## [Direction]
Extract the text of each entry below exactly, leaving every image behind.

## start

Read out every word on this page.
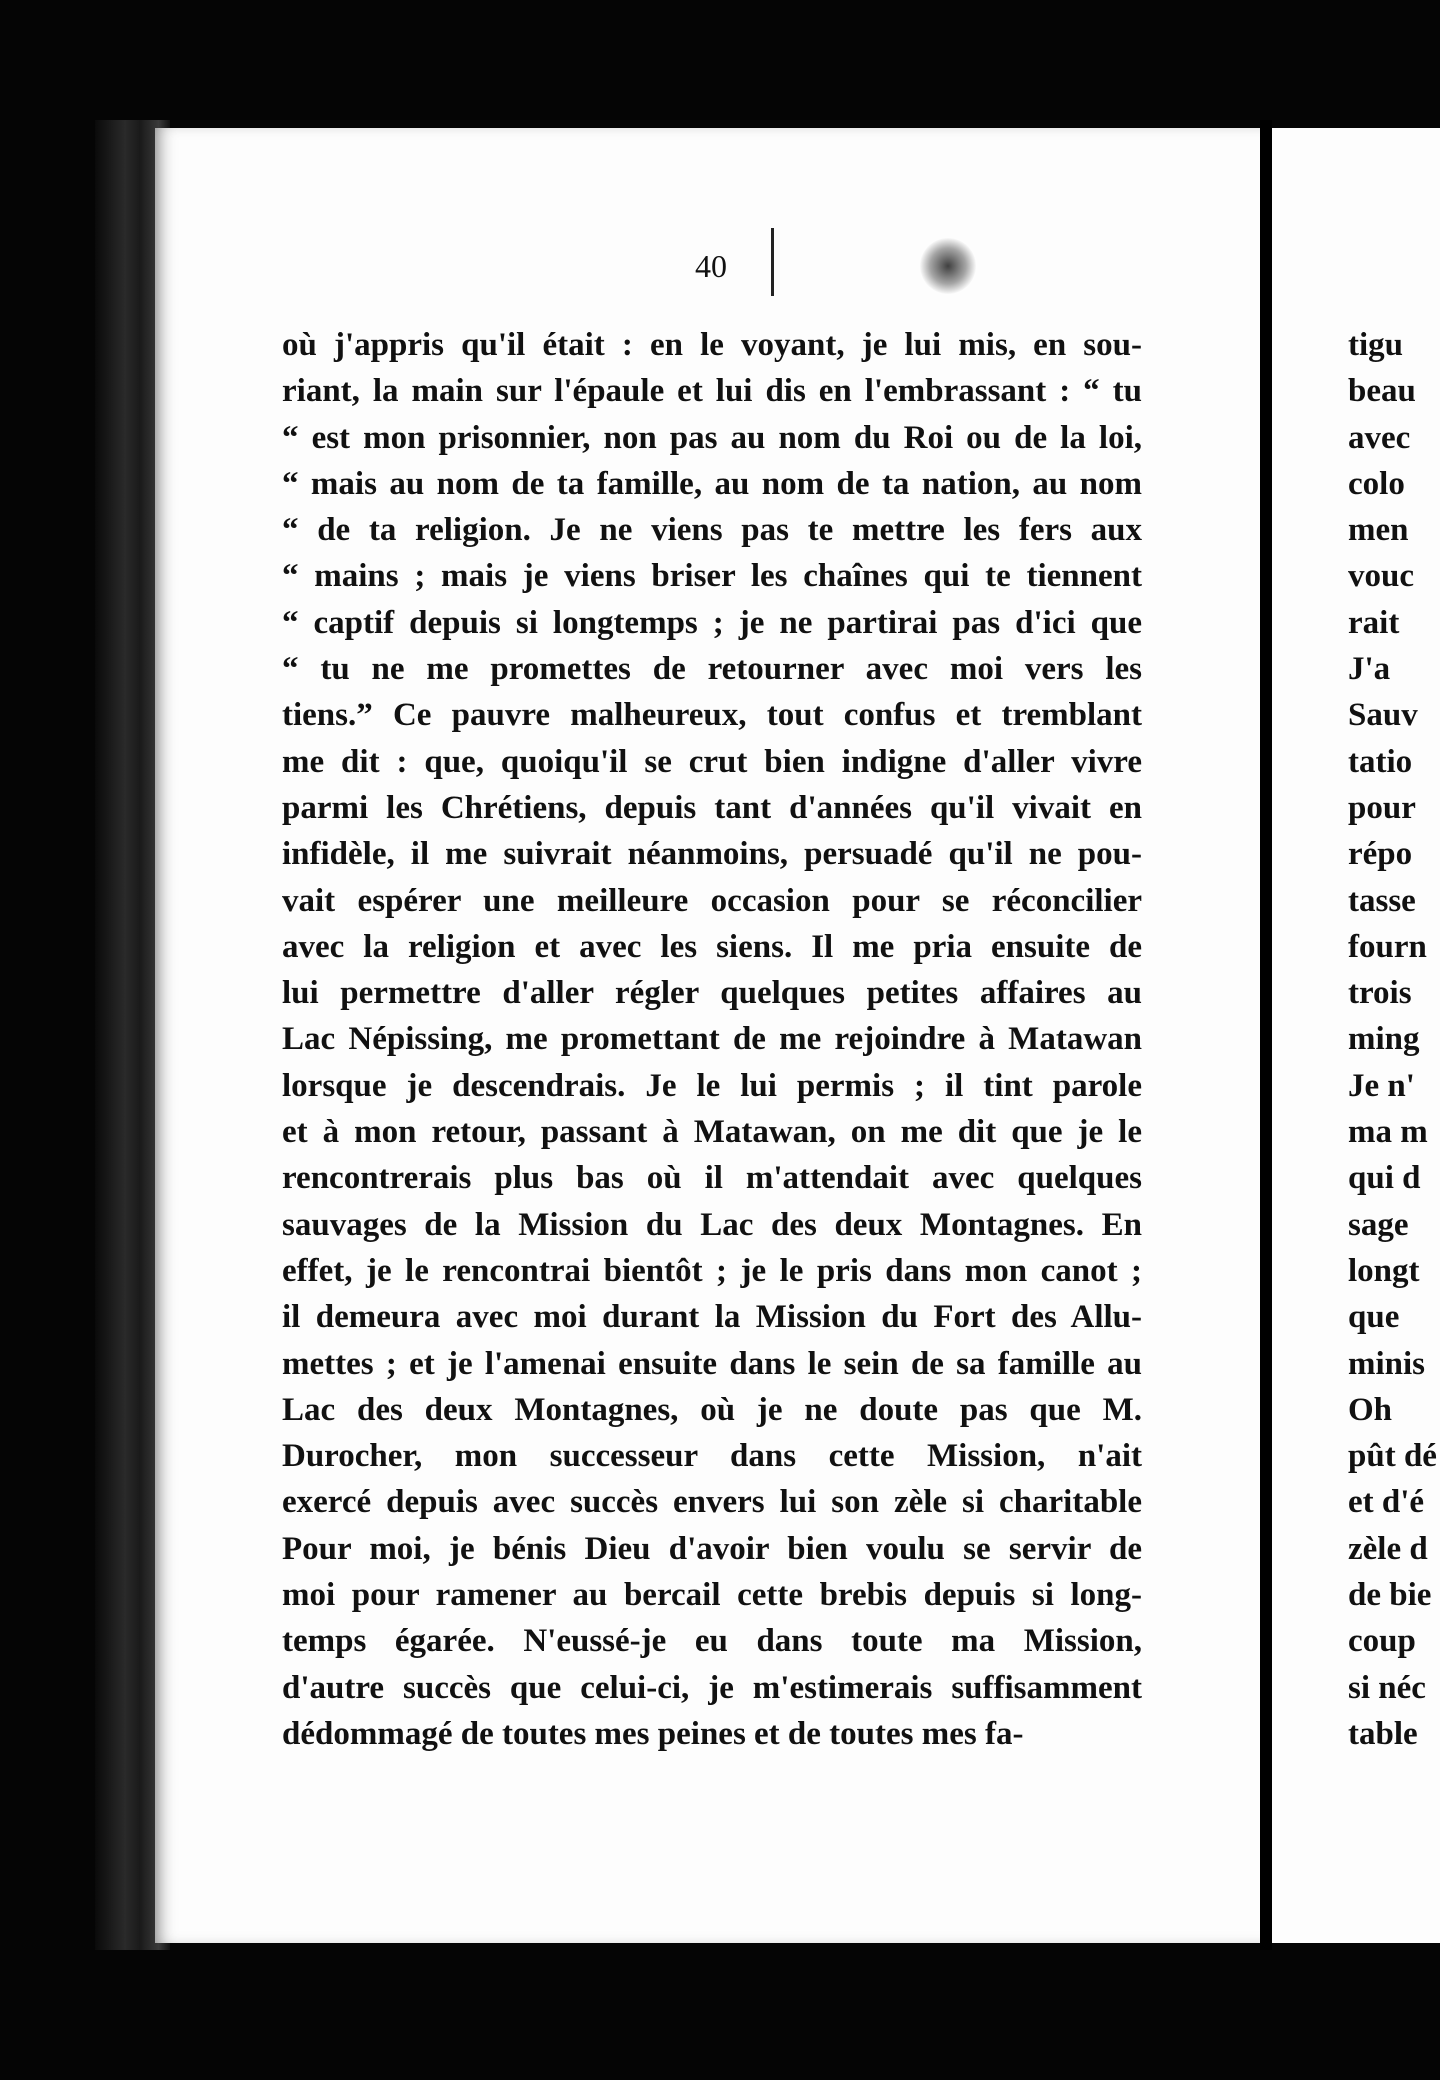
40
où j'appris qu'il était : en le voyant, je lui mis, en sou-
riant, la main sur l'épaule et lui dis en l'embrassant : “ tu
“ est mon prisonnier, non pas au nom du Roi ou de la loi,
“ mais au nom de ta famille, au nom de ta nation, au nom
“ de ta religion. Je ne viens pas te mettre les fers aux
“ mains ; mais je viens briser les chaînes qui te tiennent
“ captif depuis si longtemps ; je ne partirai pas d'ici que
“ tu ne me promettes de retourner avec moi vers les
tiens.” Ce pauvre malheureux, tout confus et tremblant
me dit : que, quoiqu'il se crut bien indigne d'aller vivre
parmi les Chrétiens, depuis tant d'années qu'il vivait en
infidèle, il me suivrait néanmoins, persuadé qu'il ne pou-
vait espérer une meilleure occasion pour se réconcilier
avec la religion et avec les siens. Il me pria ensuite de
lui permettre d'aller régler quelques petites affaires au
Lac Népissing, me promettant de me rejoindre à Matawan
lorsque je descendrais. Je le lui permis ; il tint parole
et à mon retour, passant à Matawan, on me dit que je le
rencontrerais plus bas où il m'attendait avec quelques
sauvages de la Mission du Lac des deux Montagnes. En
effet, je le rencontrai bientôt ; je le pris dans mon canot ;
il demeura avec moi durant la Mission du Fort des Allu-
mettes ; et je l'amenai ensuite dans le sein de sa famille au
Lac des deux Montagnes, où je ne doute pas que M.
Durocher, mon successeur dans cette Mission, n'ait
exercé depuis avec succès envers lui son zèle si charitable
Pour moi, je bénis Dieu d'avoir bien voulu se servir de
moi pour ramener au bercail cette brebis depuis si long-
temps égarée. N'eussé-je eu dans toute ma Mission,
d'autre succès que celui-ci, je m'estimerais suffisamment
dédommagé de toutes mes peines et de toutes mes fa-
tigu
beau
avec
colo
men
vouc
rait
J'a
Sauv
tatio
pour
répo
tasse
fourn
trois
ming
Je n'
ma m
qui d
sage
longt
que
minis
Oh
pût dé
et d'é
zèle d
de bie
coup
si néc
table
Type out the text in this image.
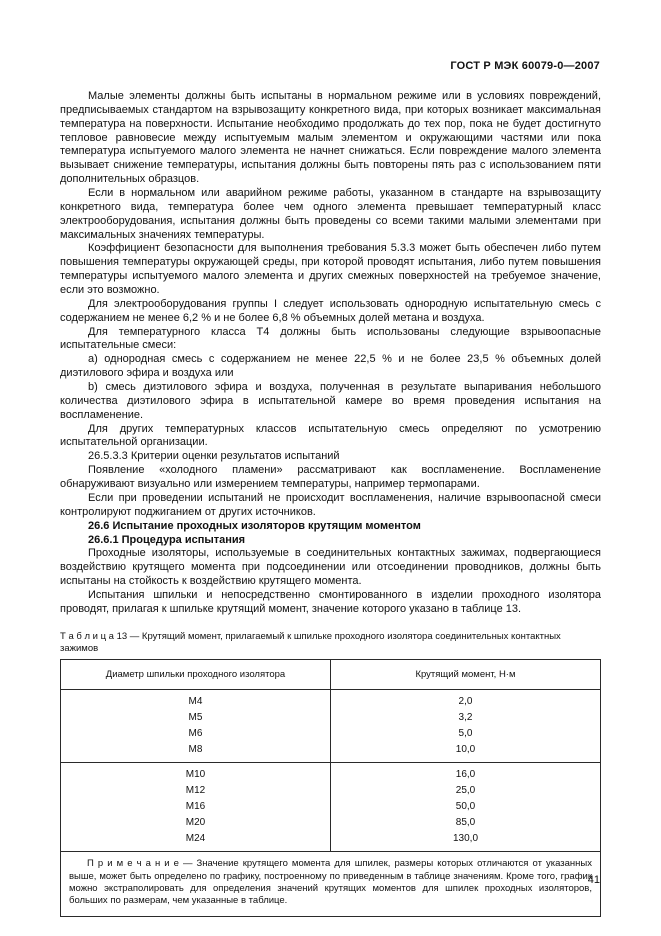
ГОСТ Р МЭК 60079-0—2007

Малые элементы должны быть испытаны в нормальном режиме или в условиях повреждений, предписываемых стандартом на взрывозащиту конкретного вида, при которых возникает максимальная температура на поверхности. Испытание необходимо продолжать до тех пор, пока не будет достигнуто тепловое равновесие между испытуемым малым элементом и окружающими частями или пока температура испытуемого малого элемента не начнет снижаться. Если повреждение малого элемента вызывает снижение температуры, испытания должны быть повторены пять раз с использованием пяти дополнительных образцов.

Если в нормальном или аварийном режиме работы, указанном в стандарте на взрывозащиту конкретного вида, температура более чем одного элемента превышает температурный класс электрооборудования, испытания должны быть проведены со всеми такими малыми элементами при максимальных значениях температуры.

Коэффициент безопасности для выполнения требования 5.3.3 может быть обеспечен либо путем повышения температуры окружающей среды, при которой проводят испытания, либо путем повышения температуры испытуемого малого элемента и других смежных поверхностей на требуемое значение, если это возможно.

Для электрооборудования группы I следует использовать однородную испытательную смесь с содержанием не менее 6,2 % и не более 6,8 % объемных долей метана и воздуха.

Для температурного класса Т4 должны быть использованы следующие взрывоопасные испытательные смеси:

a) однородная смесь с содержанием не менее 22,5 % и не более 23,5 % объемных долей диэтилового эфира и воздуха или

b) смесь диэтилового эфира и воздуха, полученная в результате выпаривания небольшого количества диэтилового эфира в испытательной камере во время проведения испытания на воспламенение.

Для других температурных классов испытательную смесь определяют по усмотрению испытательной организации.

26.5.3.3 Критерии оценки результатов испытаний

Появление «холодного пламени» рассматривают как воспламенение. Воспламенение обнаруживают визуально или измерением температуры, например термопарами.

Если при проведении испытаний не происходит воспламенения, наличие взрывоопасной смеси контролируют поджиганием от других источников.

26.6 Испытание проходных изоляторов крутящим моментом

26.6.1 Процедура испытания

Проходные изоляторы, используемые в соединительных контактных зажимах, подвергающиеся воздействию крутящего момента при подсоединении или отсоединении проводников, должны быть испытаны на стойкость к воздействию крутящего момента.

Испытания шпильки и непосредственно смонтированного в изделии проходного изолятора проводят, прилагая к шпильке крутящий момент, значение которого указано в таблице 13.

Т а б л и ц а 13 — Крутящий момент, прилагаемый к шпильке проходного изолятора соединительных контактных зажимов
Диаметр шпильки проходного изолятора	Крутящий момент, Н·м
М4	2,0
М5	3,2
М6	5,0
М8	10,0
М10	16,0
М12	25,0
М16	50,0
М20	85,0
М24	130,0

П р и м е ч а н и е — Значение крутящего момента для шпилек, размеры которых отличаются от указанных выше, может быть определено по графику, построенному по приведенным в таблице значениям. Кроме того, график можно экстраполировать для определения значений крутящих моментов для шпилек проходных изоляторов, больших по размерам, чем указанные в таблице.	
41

## end

## [Written answer]
Read out every word on this page.
40
où j'appris qu'il était : en le voyant, je lui mis, en sou-
riant, la main sur l'épaule et lui dis en l'embrassant : “ tu
“ est mon prisonnier, non pas au nom du Roi ou de la loi,
“ mais au nom de ta famille, au nom de ta nation, au nom
“ de ta religion. Je ne viens pas te mettre les fers aux
“ mains ; mais je viens briser les chaînes qui te tiennent
“ captif depuis si longtemps ; je ne partirai pas d'ici que
“ tu ne me promettes de retourner avec moi vers les
tiens.” Ce pauvre malheureux, tout confus et tremblant
me dit : que, quoiqu'il se crut bien indigne d'aller vivre
parmi les Chrétiens, depuis tant d'années qu'il vivait en
infidèle, il me suivrait néanmoins, persuadé qu'il ne pou-
vait espérer une meilleure occasion pour se réconcilier
avec la religion et avec les siens. Il me pria ensuite de
lui permettre d'aller régler quelques petites affaires au
Lac Népissing, me promettant de me rejoindre à Matawan
lorsque je descendrais. Je le lui permis ; il tint parole
et à mon retour, passant à Matawan, on me dit que je le
rencontrerais plus bas où il m'attendait avec quelques
sauvages de la Mission du Lac des deux Montagnes. En
effet, je le rencontrai bientôt ; je le pris dans mon canot ;
il demeura avec moi durant la Mission du Fort des Allu-
mettes ; et je l'amenai ensuite dans le sein de sa famille au
Lac des deux Montagnes, où je ne doute pas que M.
Durocher, mon successeur dans cette Mission, n'ait
exercé depuis avec succès envers lui son zèle si charitable
Pour moi, je bénis Dieu d'avoir bien voulu se servir de
moi pour ramener au bercail cette brebis depuis si long-
temps égarée. N'eussé-je eu dans toute ma Mission,
d'autre succès que celui-ci, je m'estimerais suffisamment
dédommagé de toutes mes peines et de toutes mes fa-
tigu
beau
avec
colo
men
vouc
rait
J'a
Sauv
tatio
pour
répo
tasse
fourn
trois
ming
Je n'
ma m
qui d
sage
longt
que
minis
Oh
pût dé
et d'é
zèle d
de bie
coup
si néc
table
Type out the text in this image.
ГОСТ Р МЭК 60079-0—2007

Малые элементы должны быть испытаны в нормальном режиме или в условиях повреждений, предписываемых стандартом на взрывозащиту конкретного вида, при которых возникает максимальная температура на поверхности. Испытание необходимо продолжать до тех пор, пока не будет достигнуто тепловое равновесие между испытуемым малым элементом и окружающими частями или пока температура испытуемого малого элемента не начнет снижаться. Если повреждение малого элемента вызывает снижение температуры, испытания должны быть повторены пять раз с использованием пяти дополнительных образцов.

Если в нормальном или аварийном режиме работы, указанном в стандарте на взрывозащиту конкретного вида, температура более чем одного элемента превышает температурный класс электрооборудования, испытания должны быть проведены со всеми такими малыми элементами при максимальных значениях температуры.

Коэффициент безопасности для выполнения требования 5.3.3 может быть обеспечен либо путем повышения температуры окружающей среды, при которой проводят испытания, либо путем повышения температуры испытуемого малого элемента и других смежных поверхностей на требуемое значение, если это возможно.

Для электрооборудования группы I следует использовать однородную испытательную смесь с содержанием не менее 6,2 % и не более 6,8 % объемных долей метана и воздуха.

Для температурного класса Т4 должны быть использованы следующие взрывоопасные испытательные смеси:

a) однородная смесь с содержанием не менее 22,5 % и не более 23,5 % объемных долей диэтилового эфира и воздуха или

b) смесь диэтилового эфира и воздуха, полученная в результате выпаривания небольшого количества диэтилового эфира в испытательной камере во время проведения испытания на воспламенение.

Для других температурных классов испытательную смесь определяют по усмотрению испытательной организации.

26.5.3.3 Критерии оценки результатов испытаний

Появление «холодного пламени» рассматривают как воспламенение. Воспламенение обнаруживают визуально или измерением температуры, например термопарами.

Если при проведении испытаний не происходит воспламенения, наличие взрывоопасной смеси контролируют поджиганием от других источников.

26.6 Испытание проходных изоляторов крутящим моментом

26.6.1 Процедура испытания

Проходные изоляторы, используемые в соединительных контактных зажимах, подвергающиеся воздействию крутящего момента при подсоединении или отсоединении проводников, должны быть испытаны на стойкость к воздействию крутящего момента.

Испытания шпильки и непосредственно смонтированного в изделии проходного изолятора проводят, прилагая к шпильке крутящий момент, значение которого указано в таблице 13.

Т а б л и ц а 13 — Крутящий момент, прилагаемый к шпильке проходного изолятора соединительных контактных зажимов
Диаметр шпильки проходного изолятора	Крутящий момент, Н·м
М4	2,0
М5	3,2
М6	5,0
М8	10,0
М10	16,0
М12	25,0
М16	50,0
М20	85,0
М24	130,0

П р и м е ч а н и е — Значение крутящего момента для шпилек, размеры которых отличаются от указанных выше, может быть определено по графику, построенному по приведенным в таблице значениям. Кроме того, график можно экстраполировать для определения значений крутящих моментов для шпилек проходных изоляторов, больших по размерам, чем указанные в таблице.	
41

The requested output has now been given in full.